Requirements
Identify all lines of the data containing the string "บแทน" and copy them.

(Extracted records)
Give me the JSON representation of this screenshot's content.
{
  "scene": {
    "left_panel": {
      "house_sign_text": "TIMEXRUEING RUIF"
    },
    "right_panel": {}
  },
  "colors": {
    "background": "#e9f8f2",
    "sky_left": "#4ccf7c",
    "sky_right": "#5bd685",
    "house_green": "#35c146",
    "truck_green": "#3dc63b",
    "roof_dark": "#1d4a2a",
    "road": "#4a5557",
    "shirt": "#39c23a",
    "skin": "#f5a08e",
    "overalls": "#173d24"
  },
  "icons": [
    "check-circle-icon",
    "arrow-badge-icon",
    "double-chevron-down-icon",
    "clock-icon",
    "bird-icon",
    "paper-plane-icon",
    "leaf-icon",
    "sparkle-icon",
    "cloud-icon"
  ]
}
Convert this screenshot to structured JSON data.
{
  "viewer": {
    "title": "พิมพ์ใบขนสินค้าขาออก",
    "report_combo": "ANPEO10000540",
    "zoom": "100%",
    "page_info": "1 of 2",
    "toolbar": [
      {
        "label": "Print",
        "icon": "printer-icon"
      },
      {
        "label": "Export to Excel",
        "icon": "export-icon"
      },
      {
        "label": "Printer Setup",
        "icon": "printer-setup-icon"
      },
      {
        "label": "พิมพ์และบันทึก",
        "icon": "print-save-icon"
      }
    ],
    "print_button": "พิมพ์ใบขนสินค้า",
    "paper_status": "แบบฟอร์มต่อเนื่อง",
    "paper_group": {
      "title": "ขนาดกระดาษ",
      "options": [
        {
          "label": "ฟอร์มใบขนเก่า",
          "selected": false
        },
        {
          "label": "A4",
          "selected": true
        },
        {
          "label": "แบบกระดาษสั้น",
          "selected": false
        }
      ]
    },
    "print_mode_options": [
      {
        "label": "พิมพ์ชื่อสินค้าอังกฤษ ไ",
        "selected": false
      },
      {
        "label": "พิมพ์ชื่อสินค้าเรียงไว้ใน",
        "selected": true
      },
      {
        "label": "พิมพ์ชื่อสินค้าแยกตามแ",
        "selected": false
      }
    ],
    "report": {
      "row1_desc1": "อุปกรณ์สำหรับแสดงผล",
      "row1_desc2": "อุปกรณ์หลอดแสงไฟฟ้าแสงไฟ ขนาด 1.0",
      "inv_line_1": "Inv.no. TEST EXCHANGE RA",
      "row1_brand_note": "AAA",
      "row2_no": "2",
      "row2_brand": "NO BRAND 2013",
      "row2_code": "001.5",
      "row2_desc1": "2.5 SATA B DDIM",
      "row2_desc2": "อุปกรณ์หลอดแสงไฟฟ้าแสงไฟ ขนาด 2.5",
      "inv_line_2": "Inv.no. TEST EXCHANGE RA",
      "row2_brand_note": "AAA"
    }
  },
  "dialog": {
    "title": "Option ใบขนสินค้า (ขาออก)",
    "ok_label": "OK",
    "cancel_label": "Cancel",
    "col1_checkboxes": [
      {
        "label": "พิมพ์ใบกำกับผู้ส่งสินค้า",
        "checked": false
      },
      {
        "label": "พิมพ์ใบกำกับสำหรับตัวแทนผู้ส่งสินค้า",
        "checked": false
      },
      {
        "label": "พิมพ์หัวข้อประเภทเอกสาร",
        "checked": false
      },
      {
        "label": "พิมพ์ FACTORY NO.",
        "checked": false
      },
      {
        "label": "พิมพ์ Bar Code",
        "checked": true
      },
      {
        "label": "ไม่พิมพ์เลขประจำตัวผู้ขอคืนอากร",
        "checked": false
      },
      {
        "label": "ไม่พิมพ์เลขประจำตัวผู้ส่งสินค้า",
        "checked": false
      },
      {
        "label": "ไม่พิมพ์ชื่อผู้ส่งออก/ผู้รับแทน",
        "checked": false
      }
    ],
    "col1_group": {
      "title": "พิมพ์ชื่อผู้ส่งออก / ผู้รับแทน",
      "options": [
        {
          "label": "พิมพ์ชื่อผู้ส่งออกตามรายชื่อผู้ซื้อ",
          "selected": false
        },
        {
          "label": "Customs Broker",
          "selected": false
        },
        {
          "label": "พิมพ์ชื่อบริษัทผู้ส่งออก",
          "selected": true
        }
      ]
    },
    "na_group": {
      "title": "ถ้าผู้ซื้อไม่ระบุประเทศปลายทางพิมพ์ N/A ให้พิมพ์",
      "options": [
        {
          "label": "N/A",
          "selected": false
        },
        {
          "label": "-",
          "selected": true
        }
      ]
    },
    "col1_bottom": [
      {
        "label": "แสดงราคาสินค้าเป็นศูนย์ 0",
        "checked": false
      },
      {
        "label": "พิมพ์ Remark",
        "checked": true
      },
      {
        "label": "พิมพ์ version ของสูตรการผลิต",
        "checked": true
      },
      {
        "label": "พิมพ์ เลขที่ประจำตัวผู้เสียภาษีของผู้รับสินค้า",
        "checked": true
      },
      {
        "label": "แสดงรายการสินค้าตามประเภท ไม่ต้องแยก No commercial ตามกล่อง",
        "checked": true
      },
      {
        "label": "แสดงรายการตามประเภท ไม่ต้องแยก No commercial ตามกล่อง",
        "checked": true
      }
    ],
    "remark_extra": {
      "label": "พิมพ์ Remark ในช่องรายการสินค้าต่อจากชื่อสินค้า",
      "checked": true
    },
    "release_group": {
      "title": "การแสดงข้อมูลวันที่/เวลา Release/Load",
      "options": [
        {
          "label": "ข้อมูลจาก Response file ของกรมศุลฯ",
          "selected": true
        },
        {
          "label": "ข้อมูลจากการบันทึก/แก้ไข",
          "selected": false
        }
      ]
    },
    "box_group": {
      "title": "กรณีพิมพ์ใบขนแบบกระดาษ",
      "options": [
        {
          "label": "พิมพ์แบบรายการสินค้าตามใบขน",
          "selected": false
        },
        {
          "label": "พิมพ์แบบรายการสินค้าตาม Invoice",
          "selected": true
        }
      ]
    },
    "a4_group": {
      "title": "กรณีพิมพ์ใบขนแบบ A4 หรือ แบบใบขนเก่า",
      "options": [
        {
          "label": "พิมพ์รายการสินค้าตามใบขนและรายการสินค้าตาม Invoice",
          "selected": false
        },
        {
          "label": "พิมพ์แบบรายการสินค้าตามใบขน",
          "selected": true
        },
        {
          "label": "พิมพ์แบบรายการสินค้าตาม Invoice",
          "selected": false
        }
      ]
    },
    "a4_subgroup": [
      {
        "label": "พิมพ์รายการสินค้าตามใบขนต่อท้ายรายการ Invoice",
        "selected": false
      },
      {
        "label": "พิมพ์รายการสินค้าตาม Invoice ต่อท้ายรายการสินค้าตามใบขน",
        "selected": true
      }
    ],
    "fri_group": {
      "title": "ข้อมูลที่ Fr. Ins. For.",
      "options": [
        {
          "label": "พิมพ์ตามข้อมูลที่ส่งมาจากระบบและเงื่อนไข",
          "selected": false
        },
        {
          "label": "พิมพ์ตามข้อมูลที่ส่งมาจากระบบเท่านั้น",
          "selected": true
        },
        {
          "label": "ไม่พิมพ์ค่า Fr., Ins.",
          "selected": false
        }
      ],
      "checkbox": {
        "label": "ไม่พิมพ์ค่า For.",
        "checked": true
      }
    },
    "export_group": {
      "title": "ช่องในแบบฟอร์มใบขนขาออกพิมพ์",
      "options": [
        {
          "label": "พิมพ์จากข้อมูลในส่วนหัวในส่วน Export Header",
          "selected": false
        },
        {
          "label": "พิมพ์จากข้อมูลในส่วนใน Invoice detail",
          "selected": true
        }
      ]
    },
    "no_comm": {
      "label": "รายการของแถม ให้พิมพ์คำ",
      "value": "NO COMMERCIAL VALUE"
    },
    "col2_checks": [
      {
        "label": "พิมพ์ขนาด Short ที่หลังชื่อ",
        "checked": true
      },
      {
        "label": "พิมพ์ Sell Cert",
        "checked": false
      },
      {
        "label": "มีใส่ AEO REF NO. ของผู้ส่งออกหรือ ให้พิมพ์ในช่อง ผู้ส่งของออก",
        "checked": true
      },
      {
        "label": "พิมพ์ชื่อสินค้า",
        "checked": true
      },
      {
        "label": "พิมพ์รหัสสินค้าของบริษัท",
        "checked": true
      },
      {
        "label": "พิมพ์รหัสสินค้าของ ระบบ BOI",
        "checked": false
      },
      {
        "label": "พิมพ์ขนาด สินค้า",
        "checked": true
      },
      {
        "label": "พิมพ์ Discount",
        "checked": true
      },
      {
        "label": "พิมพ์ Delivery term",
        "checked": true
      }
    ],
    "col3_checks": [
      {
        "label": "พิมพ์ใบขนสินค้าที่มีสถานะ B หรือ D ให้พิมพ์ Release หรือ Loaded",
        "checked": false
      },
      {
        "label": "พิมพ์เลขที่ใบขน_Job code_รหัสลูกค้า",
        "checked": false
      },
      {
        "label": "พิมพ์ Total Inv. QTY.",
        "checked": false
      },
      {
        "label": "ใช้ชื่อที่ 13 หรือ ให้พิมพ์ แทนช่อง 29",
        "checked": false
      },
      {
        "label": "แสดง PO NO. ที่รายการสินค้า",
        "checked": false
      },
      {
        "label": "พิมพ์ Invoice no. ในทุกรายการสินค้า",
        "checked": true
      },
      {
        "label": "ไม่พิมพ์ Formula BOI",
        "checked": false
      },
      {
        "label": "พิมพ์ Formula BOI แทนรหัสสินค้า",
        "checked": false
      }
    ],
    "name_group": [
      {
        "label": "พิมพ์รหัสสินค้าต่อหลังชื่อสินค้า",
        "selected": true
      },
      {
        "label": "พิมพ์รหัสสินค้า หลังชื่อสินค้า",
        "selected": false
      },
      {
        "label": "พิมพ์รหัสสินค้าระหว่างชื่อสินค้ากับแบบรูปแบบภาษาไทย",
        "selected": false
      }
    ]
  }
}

Reply
        "label": "ไม่พิมพ์ชื่อผู้ส่งออก/ผู้รับแทน",
      "title": "พิมพ์ชื่อผู้ส่งออก / ผู้รับแทน",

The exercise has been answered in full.